== Vorliegende Einträge ==

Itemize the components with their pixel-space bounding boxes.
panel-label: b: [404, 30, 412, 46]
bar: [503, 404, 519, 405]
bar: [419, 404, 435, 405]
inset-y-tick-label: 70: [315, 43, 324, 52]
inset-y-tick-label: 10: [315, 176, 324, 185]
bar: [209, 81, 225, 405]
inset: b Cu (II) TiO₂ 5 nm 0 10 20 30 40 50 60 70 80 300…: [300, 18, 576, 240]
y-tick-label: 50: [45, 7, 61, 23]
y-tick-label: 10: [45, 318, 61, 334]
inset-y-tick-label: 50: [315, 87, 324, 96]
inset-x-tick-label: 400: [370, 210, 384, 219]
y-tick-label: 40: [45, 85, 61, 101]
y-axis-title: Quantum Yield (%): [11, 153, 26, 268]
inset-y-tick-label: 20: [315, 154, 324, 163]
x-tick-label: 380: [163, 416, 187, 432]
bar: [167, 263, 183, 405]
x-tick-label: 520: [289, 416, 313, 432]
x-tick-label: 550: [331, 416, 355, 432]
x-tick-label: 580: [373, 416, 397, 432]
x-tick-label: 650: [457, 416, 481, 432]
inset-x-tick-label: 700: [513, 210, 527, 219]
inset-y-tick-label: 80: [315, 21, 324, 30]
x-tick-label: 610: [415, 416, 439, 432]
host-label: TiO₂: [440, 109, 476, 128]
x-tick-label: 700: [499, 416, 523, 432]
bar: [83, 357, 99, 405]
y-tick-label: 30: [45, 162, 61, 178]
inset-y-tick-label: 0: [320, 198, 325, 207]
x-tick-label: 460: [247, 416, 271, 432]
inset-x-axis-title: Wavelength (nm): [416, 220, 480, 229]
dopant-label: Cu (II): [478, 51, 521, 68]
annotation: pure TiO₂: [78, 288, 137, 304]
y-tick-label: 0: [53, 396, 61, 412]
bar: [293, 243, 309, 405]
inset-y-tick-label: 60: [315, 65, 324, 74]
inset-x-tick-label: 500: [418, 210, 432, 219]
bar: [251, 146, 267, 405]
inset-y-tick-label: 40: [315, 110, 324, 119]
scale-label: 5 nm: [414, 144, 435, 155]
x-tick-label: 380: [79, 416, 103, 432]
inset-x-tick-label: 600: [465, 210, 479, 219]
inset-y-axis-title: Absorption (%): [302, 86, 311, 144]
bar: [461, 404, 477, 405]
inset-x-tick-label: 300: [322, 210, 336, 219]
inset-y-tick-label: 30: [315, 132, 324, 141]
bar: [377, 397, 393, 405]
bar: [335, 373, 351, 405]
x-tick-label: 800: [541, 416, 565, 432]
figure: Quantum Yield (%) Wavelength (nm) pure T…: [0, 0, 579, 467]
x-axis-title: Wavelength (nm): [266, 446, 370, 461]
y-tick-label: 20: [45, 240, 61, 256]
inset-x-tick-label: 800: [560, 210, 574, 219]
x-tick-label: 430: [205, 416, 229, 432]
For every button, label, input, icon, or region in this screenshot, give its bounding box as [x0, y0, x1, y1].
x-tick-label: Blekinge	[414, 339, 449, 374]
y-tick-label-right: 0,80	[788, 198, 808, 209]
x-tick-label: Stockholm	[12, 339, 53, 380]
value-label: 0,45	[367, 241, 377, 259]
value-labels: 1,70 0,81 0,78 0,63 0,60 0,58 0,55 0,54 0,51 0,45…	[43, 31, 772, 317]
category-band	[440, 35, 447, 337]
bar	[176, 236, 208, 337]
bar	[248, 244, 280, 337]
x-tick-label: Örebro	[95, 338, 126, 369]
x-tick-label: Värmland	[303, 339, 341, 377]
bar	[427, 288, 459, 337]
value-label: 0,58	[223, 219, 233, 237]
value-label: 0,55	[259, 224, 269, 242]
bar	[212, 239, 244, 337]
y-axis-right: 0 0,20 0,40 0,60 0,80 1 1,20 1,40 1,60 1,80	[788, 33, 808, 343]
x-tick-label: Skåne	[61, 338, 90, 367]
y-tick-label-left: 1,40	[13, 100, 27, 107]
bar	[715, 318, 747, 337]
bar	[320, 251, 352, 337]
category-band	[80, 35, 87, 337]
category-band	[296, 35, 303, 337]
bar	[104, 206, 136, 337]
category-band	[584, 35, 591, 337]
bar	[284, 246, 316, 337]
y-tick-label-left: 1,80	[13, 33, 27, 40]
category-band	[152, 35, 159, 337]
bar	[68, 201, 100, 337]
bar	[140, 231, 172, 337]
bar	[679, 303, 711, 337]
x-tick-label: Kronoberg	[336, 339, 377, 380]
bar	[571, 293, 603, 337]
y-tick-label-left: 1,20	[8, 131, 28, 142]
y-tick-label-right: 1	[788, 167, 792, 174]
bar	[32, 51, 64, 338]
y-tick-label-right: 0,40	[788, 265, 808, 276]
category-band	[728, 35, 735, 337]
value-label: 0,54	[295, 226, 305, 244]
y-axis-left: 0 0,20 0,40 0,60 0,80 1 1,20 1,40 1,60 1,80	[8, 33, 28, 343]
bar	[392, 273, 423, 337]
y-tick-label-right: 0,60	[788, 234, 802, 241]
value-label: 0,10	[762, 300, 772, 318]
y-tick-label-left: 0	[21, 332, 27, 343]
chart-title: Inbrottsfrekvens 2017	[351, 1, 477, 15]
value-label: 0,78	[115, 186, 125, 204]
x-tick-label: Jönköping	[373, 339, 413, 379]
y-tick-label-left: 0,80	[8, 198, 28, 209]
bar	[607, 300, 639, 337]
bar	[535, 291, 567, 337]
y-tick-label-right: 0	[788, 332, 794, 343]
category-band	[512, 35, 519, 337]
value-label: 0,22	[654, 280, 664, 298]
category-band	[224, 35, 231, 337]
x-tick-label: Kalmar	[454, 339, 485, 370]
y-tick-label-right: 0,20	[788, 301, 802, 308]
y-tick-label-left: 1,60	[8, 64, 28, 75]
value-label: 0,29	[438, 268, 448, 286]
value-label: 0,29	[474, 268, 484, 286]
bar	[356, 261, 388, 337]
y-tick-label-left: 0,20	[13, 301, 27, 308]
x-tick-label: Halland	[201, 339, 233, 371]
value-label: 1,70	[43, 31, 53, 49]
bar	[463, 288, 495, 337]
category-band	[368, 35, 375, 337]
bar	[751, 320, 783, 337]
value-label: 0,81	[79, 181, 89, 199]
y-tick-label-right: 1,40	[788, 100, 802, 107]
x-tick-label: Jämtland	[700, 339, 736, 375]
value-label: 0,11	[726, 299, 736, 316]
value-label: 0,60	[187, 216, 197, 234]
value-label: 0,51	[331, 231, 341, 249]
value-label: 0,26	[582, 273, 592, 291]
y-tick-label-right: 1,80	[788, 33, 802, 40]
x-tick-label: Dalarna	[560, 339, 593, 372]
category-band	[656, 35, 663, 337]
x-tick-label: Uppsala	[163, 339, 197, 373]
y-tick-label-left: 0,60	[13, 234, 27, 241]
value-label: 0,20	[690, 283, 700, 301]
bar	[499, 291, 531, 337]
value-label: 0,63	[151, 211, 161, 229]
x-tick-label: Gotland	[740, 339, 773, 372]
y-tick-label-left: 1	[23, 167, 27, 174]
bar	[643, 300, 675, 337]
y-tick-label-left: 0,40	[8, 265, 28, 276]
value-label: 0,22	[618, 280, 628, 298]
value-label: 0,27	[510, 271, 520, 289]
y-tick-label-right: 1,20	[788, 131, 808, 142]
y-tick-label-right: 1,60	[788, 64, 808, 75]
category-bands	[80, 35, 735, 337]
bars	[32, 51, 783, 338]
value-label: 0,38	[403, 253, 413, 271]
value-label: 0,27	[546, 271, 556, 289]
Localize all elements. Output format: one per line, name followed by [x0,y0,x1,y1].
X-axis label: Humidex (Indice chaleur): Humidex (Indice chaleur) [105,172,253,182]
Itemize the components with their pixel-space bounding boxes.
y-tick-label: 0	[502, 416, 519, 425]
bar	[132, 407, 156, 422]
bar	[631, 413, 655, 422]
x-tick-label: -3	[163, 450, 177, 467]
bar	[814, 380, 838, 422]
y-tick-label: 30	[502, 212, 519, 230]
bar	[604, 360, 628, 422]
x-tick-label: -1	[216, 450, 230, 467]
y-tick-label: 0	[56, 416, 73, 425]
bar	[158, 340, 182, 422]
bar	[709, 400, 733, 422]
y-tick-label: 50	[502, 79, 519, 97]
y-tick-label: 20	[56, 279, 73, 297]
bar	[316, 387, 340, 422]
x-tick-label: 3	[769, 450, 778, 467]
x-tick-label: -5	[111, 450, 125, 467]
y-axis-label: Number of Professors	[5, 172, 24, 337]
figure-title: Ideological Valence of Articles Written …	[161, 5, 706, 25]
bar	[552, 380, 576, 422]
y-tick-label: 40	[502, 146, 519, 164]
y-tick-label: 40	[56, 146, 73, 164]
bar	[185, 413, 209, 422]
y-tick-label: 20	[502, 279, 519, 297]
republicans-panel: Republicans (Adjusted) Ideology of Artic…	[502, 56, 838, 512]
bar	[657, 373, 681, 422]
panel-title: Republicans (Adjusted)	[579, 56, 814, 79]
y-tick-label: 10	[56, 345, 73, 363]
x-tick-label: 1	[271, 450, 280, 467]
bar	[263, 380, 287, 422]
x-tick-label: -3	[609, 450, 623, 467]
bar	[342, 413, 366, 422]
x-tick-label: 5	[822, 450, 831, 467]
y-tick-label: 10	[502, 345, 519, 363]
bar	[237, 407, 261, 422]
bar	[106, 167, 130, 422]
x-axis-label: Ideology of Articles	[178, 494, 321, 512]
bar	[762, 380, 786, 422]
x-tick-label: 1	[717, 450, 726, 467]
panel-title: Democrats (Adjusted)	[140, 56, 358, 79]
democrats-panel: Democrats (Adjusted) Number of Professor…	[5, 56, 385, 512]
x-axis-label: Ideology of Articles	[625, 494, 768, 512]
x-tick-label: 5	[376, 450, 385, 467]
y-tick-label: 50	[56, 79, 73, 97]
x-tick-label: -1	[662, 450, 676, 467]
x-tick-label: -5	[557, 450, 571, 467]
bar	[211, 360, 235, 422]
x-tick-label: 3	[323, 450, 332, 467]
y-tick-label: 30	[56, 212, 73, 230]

===

- Aufgabenstellung
Kannst du die Einträge vom Anfang bis einschließlich der ersten Zeile, die „x-tick-label: 380: [163, 416, 187, 432]“ enthält, als JSON-Liste von Strings darstellen, mit einem String pro Zeile und ohne Leerzeilen?

- Gelöste Aufgabe
[
  "Itemize the components with their pixel-space bounding boxes.",
  "panel-label: b: [404, 30, 412, 46]",
  "bar: [503, 404, 519, 405]",
  "bar: [419, 404, 435, 405]",
  "inset-y-tick-label: 70: [315, 43, 324, 52]",
  "inset-y-tick-label: 10: [315, 176, 324, 185]",
  "bar: [209, 81, 225, 405]",
  "inset: b Cu (II) TiO₂ 5 nm 0 10 20 30 40 50 60 70 80 300…: [300, 18, 576, 240]",
  "y-tick-label: 50: [45, 7, 61, 23]",
  "y-tick-label: 10: [45, 318, 61, 334]",
  "inset-y-tick-label: 50: [315, 87, 324, 96]",
  "inset-x-tick-label: 400: [370, 210, 384, 219]",
  "y-tick-label: 40: [45, 85, 61, 101]",
  "y-axis-title: Quantum Yield (%): [11, 153, 26, 268]",
  "inset-y-tick-label: 20: [315, 154, 324, 163]",
  "x-tick-label: 380: [163, 416, 187, 432]"
]